>> start SELECTION

Risi Comp will, as the legendary University of Texas Football Coach Daryl Royal once said, “dance with who brung us”, which means Melo and Kaffer handling the driving chores for our Rosso Corsa clad Ferrari 430GT. We had a brilliant start to the year with a win at Sebring and a rather inglorious second race at St. Petersburg, where we DNF’d after leading early (we also had the pole) due to suspension failure. Analysis complete, the team doesn’t expect THAT to happen again and does expect to be very competitive at Long Beach.
We have had success at this track before. Winning in 2007 with Mika Salo and Jaime Melo driving. . We did not do so well in 2008, but two races later we won the 24 Hours of Le Mans, so……not a bad year, that 2008.
Practice time at Long Beach, like St. Petersburg, is severely restricted, a mere 90 total minutes of pre-qualifying practice, so we will count on Rick Mayer’s legendary memory of how to set up the car up for this particular circuit and Jaime Melo’s ability to dial it in quickly (he was the development driver for the 430GT project at Ferrari). Kaffer is a very quick study in the 430GT (he is also a mechanical engineer) and his input adds immensely to the Risi Comp braintrust. A quick path to the optimum setup is a key to victory here and I believe we will get to the proper setup and race pace very expediently.

>> end SELECTION
>> start LISTING

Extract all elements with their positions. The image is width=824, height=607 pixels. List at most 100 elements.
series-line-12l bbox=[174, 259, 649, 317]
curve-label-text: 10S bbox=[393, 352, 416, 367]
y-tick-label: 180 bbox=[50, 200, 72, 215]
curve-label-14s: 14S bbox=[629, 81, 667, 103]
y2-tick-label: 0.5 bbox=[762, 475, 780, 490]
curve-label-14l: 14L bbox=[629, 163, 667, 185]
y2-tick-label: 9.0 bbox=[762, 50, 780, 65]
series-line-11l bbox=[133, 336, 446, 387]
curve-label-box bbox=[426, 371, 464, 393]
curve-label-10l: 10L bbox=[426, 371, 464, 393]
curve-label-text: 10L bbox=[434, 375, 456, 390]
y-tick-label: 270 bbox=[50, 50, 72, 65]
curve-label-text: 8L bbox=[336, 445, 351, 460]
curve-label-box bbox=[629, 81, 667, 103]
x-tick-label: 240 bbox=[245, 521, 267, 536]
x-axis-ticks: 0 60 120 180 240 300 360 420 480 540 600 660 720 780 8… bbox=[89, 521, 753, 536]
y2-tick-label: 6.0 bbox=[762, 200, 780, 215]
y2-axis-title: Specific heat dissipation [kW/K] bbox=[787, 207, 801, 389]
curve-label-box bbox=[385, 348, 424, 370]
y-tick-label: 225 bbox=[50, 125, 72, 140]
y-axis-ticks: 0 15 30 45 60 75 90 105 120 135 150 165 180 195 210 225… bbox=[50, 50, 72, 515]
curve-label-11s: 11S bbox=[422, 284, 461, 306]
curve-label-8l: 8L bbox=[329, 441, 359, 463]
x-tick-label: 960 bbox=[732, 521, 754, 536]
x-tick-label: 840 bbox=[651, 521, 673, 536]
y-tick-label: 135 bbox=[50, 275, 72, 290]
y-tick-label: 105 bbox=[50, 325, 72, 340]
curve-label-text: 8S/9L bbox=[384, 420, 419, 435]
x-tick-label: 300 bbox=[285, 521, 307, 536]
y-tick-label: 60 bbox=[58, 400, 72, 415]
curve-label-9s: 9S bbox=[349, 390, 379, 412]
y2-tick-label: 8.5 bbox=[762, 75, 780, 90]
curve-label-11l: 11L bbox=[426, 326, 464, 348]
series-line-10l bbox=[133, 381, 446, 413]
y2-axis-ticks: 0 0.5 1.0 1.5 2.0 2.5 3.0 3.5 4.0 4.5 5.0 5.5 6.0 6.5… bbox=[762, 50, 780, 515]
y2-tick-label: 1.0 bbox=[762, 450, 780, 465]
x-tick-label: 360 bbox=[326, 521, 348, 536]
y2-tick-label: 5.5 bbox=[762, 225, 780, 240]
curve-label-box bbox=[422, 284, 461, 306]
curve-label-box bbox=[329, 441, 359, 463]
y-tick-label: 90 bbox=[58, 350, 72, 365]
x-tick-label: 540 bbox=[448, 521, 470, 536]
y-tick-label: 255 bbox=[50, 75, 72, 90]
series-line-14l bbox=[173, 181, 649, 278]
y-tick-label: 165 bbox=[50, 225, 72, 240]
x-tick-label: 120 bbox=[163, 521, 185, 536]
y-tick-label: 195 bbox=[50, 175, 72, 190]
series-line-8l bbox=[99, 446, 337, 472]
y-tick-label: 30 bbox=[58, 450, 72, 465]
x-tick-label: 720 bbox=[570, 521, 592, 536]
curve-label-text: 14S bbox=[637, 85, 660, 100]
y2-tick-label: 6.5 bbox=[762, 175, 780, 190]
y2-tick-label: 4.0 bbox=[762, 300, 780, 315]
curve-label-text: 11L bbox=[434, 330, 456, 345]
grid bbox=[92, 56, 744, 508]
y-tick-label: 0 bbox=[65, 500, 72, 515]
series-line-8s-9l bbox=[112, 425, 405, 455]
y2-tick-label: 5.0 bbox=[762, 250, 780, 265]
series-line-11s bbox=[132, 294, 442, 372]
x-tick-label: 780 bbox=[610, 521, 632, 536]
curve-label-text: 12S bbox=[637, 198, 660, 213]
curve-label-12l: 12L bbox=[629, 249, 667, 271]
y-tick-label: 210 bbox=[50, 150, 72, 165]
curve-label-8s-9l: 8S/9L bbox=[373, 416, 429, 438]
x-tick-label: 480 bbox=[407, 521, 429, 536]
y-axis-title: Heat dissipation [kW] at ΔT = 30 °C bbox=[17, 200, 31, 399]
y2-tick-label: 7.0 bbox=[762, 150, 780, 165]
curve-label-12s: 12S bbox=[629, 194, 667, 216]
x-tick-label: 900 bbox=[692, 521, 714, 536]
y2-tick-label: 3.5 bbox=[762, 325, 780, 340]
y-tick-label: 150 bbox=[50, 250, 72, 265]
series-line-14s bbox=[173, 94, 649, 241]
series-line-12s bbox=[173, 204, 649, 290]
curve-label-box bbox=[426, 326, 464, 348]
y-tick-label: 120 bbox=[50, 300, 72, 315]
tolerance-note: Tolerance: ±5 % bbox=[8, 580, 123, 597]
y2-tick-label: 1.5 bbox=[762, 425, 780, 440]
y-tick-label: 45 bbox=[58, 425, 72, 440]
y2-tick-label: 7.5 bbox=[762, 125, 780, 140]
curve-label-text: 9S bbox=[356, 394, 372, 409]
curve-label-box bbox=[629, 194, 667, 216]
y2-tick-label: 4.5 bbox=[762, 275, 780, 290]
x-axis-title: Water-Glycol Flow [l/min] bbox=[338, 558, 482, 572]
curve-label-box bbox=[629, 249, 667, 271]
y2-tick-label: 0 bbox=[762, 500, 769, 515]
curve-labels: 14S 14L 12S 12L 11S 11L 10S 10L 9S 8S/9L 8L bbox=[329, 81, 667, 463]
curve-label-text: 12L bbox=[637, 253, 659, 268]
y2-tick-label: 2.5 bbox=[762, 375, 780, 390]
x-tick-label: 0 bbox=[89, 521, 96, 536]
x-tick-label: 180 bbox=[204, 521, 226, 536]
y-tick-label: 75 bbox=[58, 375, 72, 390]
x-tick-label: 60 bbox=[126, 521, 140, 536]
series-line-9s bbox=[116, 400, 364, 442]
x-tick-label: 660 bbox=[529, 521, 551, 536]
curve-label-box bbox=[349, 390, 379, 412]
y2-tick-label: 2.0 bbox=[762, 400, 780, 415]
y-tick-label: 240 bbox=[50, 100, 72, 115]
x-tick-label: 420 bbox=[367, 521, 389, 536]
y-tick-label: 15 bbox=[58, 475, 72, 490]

>> end LISTING

# [GIVEN EXERCISE]
Rewrite the part of the race preview starting at "We have had" and ending at "pace very expediently.", putting "course" in place of "circuit". The material comes from a different source than the race preview.

# [CORRECT RESPONSE]
We have had success at this track before. Winning in 2007 with Mika Salo and Jaime Melo driving. . We did not do so well in 2008, but two races later we won the 24 Hours of Le Mans, so……not a bad year, that 2008.
Practice time at Long Beach, like St. Petersburg, is severely restricted, a mere 90 total minutes of pre-qualifying practice, so we will count on Rick Mayer’s legendary memory of how to set up the car up for this particular course and Jaime Melo’s ability to dial it in quickly (he was the development driver for the 430GT project at Ferrari). Kaffer is a very quick study in the 430GT (he is also a mechanical engineer) and his input adds immensely to the Risi Comp braintrust. A quick path to the optimum setup is a key to victory here and I believe we will get to the proper setup and race pace very expediently.